[Coordinate annotation records]
** Begin **
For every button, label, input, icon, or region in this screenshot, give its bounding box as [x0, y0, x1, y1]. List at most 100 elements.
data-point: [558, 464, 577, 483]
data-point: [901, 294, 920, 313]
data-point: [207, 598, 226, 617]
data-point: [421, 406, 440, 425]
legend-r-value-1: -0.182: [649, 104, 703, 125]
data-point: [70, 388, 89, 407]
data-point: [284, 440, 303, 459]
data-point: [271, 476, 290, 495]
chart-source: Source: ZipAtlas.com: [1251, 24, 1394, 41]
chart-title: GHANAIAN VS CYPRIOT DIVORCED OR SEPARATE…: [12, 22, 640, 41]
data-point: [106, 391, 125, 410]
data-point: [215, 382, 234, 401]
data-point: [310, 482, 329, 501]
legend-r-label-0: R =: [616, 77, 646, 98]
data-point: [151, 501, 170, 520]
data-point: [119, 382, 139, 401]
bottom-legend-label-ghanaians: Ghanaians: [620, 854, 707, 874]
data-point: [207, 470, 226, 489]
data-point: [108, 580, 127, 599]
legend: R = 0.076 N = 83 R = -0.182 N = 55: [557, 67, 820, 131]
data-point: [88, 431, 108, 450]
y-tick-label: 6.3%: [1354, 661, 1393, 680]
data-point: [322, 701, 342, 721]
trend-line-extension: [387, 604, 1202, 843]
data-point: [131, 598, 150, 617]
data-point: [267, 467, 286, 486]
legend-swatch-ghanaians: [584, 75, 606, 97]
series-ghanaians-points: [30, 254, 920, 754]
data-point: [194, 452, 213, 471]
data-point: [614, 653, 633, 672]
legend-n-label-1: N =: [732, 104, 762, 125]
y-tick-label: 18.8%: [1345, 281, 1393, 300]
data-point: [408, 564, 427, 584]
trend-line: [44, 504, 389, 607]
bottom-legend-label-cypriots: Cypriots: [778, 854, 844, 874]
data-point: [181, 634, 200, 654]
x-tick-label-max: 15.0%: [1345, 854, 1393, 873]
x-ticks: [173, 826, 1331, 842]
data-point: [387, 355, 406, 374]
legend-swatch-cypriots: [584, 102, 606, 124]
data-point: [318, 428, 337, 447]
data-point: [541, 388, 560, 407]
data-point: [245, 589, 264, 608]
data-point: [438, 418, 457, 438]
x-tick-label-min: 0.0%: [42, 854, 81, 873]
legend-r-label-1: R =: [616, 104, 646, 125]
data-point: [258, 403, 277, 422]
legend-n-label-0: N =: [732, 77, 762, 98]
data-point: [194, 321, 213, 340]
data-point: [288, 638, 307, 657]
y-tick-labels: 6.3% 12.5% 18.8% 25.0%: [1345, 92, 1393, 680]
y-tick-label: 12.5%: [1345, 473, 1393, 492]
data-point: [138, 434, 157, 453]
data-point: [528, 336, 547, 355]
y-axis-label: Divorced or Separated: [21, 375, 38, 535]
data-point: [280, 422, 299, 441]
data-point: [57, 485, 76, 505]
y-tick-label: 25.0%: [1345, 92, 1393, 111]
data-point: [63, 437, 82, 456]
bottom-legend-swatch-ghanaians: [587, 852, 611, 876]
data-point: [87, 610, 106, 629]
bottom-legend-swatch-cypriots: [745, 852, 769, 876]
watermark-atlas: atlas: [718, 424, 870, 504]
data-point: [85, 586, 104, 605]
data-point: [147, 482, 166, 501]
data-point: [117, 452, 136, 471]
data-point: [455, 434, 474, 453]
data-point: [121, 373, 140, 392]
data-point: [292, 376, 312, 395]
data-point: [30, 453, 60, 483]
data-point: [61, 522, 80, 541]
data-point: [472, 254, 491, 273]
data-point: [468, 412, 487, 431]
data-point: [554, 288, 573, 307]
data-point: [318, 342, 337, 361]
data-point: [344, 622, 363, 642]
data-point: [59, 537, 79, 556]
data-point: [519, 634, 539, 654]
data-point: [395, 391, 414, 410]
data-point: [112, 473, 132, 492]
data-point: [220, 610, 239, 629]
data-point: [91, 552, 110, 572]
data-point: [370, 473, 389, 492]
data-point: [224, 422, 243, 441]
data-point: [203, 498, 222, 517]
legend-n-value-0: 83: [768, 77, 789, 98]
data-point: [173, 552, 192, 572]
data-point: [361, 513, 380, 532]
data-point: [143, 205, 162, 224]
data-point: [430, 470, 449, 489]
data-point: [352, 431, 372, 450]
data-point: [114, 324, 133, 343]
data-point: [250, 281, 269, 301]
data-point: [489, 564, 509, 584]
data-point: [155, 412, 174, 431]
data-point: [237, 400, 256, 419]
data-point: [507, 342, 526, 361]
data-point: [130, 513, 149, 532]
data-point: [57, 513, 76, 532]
** End **
**WHAT THE TASK REQUIRES**
Put every line of the records above into a JSON list of strings, one string per line, and leave out blank lines.

**RESULT**
[
  "For every button, label, input, icon, or region in this screenshot, give its bounding box as [x0, y0, x1, y1]. List at most 100 elements.",
  "data-point: [558, 464, 577, 483]",
  "data-point: [901, 294, 920, 313]",
  "data-point: [207, 598, 226, 617]",
  "data-point: [421, 406, 440, 425]",
  "legend-r-value-1: -0.182: [649, 104, 703, 125]",
  "data-point: [70, 388, 89, 407]",
  "data-point: [284, 440, 303, 459]",
  "data-point: [271, 476, 290, 495]",
  "chart-source: Source: ZipAtlas.com: [1251, 24, 1394, 41]",
  "chart-title: GHANAIAN VS CYPRIOT DIVORCED OR SEPARATE…: [12, 22, 640, 41]",
  "data-point: [106, 391, 125, 410]",
  "data-point: [215, 382, 234, 401]",
  "data-point: [310, 482, 329, 501]",
  "legend-r-label-0: R =: [616, 77, 646, 98]",
  "data-point: [151, 501, 170, 520]",
  "data-point: [119, 382, 139, 401]",
  "bottom-legend-label-ghanaians: Ghanaians: [620, 854, 707, 874]",
  "data-point: [207, 470, 226, 489]",
  "data-point: [108, 580, 127, 599]",
  "legend: R = 0.076 N = 83 R = -0.182 N = 55: [557, 67, 820, 131]",
  "data-point: [88, 431, 108, 450]",
  "y-tick-label: 6.3%: [1354, 661, 1393, 680]",
  "data-point: [322, 701, 342, 721]",
  "trend-line-extension: [387, 604, 1202, 843]",
  "data-point: [131, 598, 150, 617]",
  "data-point: [267, 467, 286, 486]",
  "legend-swatch-ghanaians: [584, 75, 606, 97]",
  "series-ghanaians-points: [30, 254, 920, 754]",
  "data-point: [194, 452, 213, 471]",
  "data-point: [614, 653, 633, 672]",
  "legend-n-label-1: N =: [732, 104, 762, 125]",
  "y-tick-label: 18.8%: [1345, 281, 1393, 300]",
  "data-point: [408, 564, 427, 584]",
  "trend-line: [44, 504, 389, 607]",
  "bottom-legend-label-cypriots: Cypriots: [778, 854, 844, 874]",
  "data-point: [181, 634, 200, 654]",
  "x-tick-label-max: 15.0%: [1345, 854, 1393, 873]",
  "x-ticks: [173, 826, 1331, 842]",
  "data-point: [387, 355, 406, 374]",
  "legend-swatch-cypriots: [584, 102, 606, 124]",
  "data-point: [318, 428, 337, 447]",
  "data-point: [541, 388, 560, 407]",
  "data-point: [245, 589, 264, 608]",
  "data-point: [438, 418, 457, 438]",
  "x-tick-label-min: 0.0%: [42, 854, 81, 873]",
  "legend-r-label-1: R =: [616, 104, 646, 125]",
  "data-point: [258, 403, 277, 422]",
  "legend-n-label-0: N =: [732, 77, 762, 98]",
  "data-point: [194, 321, 213, 340]",
  "data-point: [288, 638, 307, 657]",
  "y-tick-labels: 6.3% 12.5% 18.8% 25.0%: [1345, 92, 1393, 680]",
  "y-tick-label: 12.5%: [1345, 473, 1393, 492]",
  "data-point: [138, 434, 157, 453]",
  "data-point: [528, 336, 547, 355]",
  "y-axis-label: Divorced or Separated: [21, 375, 38, 535]",
  "data-point: [280, 422, 299, 441]",
  "data-point: [57, 485, 76, 505]",
  "y-tick-label: 25.0%: [1345, 92, 1393, 111]",
  "data-point: [63, 437, 82, 456]",
  "bottom-legend-swatch-ghanaians: [587, 852, 611, 876]",
  "data-point: [87, 610, 106, 629]",
  "bottom-legend-swatch-cypriots: [745, 852, 769, 876]",
  "watermark-atlas: atlas: [718, 424, 870, 504]",
  "data-point: [85, 586, 104, 605]",
  "data-point: [147, 482, 166, 501]",
  "data-point: [117, 452, 136, 471]",
  "data-point: [455, 434, 474, 453]",
  "data-point: [121, 373, 140, 392]",
  "data-point: [292, 376, 312, 395]",
  "data-point: [30, 453, 60, 483]",
  "data-point: [61, 522, 80, 541]",
  "data-point: [472, 254, 491, 273]",
  "data-point: [468, 412, 487, 431]",
  "data-point: [554, 288, 573, 307]",
  "data-point: [318, 342, 337, 361]",
  "data-point: [344, 622, 363, 642]",
  "data-point: [59, 537, 79, 556]",
  "data-point: [519, 634, 539, 654]",
  "data-point: [395, 391, 414, 410]",
  "data-point: [112, 473, 132, 492]",
  "data-point: [220, 610, 239, 629]",
  "data-point: [91, 552, 110, 572]",
  "data-point: [370, 473, 389, 492]",
  "data-point: [224, 422, 243, 441]",
  "data-point: [203, 498, 222, 517]",
  "legend-n-value-0: 83: [768, 77, 789, 98]",
  "data-point: [173, 552, 192, 572]",
  "data-point: [361, 513, 380, 532]",
  "data-point: [143, 205, 162, 224]",
  "data-point: [430, 470, 449, 489]",
  "data-point: [352, 431, 372, 450]",
  "data-point: [114, 324, 133, 343]",
  "data-point: [250, 281, 269, 301]",
  "data-point: [489, 564, 509, 584]",
  "data-point: [155, 412, 174, 431]",
  "data-point: [237, 400, 256, 419]",
  "data-point: [507, 342, 526, 361]",
  "data-point: [130, 513, 149, 532]",
  "data-point: [57, 513, 76, 532]"
]